- **CHALLENGE**
Set down, in full, every record in the block.

- **PROVIDED MATERIAL**

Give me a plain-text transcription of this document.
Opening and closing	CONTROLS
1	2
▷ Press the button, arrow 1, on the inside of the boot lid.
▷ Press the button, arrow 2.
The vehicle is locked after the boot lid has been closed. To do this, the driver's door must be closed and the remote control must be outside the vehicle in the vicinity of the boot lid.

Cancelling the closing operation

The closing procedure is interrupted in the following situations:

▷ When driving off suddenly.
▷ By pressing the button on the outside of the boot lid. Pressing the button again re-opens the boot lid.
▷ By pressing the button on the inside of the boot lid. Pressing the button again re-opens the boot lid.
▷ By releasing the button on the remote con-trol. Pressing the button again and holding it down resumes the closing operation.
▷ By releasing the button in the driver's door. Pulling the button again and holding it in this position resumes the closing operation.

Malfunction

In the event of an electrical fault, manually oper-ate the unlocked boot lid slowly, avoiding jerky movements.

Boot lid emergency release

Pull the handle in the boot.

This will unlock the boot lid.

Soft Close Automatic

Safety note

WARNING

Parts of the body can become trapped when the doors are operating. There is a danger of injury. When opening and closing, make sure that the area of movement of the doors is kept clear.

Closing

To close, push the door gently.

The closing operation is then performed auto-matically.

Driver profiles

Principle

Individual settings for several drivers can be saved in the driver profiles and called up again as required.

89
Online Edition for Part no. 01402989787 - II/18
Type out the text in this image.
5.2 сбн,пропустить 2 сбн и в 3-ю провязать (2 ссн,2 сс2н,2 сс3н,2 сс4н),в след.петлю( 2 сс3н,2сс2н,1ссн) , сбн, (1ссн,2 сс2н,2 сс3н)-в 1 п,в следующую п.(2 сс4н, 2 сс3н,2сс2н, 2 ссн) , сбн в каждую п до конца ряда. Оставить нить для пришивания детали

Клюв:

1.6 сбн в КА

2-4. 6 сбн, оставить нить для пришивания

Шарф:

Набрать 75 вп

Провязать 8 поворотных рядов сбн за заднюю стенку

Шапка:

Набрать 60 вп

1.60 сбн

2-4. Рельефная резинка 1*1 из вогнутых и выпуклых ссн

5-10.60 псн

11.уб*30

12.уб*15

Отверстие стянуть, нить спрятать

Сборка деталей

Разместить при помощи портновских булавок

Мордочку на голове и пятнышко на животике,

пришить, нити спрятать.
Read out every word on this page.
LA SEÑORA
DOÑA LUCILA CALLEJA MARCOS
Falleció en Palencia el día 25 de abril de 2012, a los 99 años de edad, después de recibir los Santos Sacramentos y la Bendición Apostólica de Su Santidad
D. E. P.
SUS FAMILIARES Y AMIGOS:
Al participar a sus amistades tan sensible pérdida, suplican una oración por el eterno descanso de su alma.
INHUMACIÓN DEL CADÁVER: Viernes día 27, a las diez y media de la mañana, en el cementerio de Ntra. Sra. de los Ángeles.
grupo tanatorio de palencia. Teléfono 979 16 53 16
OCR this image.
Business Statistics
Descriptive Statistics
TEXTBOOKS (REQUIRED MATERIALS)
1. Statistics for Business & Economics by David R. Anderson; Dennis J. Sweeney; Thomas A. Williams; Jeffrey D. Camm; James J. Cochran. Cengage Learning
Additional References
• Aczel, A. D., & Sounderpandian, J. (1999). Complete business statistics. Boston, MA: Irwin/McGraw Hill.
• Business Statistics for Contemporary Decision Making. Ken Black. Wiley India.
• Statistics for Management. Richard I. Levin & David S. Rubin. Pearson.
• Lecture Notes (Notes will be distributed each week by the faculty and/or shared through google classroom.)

- **ANSWER BELOW**
Give me a plain-text transcription of this document.
Opening and closing	CONTROLS
1	2
▷ Press the button, arrow 1, on the inside of the boot lid.
▷ Press the button, arrow 2.
The vehicle is locked after the boot lid has been closed. To do this, the driver's door must be closed and the remote control must be outside the vehicle in the vicinity of the boot lid.

Cancelling the closing operation

The closing procedure is interrupted in the following situations:

▷ When driving off suddenly.
▷ By pressing the button on the outside of the boot lid. Pressing the button again re-opens the boot lid.
▷ By pressing the button on the inside of the boot lid. Pressing the button again re-opens the boot lid.
▷ By releasing the button on the remote con-trol. Pressing the button again and holding it down resumes the closing operation.
▷ By releasing the button in the driver's door. Pulling the button again and holding it in this position resumes the closing operation.

Malfunction

In the event of an electrical fault, manually oper-ate the unlocked boot lid slowly, avoiding jerky movements.

Boot lid emergency release

Pull the handle in the boot.

This will unlock the boot lid.

Soft Close Automatic

Safety note

WARNING

Parts of the body can become trapped when the doors are operating. There is a danger of injury. When opening and closing, make sure that the area of movement of the doors is kept clear.

Closing

To close, push the door gently.

The closing operation is then performed auto-matically.

Driver profiles

Principle

Individual settings for several drivers can be saved in the driver profiles and called up again as required.

89
Online Edition for Part no. 01402989787 - II/18
Type out the text in this image.
5.2 сбн,пропустить 2 сбн и в 3-ю провязать (2 ссн,2 сс2н,2 сс3н,2 сс4н),в след.петлю( 2 сс3н,2сс2н,1ссн) , сбн, (1ссн,2 сс2н,2 сс3н)-в 1 п,в следующую п.(2 сс4н, 2 сс3н,2сс2н, 2 ссн) , сбн в каждую п до конца ряда. Оставить нить для пришивания детали

Клюв:

1.6 сбн в КА

2-4. 6 сбн, оставить нить для пришивания

Шарф:

Набрать 75 вп

Провязать 8 поворотных рядов сбн за заднюю стенку

Шапка:

Набрать 60 вп

1.60 сбн

2-4. Рельефная резинка 1*1 из вогнутых и выпуклых ссн

5-10.60 псн

11.уб*30

12.уб*15

Отверстие стянуть, нить спрятать

Сборка деталей

Разместить при помощи портновских булавок

Мордочку на голове и пятнышко на животике,

пришить, нити спрятать.
Read out every word on this page.
LA SEÑORA
DOÑA LUCILA CALLEJA MARCOS
Falleció en Palencia el día 25 de abril de 2012, a los 99 años de edad, después de recibir los Santos Sacramentos y la Bendición Apostólica de Su Santidad
D. E. P.
SUS FAMILIARES Y AMIGOS:
Al participar a sus amistades tan sensible pérdida, suplican una oración por el eterno descanso de su alma.
INHUMACIÓN DEL CADÁVER: Viernes día 27, a las diez y media de la mañana, en el cementerio de Ntra. Sra. de los Ángeles.
grupo tanatorio de palencia. Teléfono 979 16 53 16
OCR this image.
Business Statistics
Descriptive Statistics
TEXTBOOKS (REQUIRED MATERIALS)
1. Statistics for Business & Economics by David R. Anderson; Dennis J. Sweeney; Thomas A. Williams; Jeffrey D. Camm; James J. Cochran. Cengage Learning
Additional References
• Aczel, A. D., & Sounderpandian, J. (1999). Complete business statistics. Boston, MA: Irwin/McGraw Hill.
• Business Statistics for Contemporary Decision Making. Ken Black. Wiley India.
• Statistics for Management. Richard I. Levin & David S. Rubin. Pearson.
• Lecture Notes (Notes will be distributed each week by the faculty and/or shared through google classroom.)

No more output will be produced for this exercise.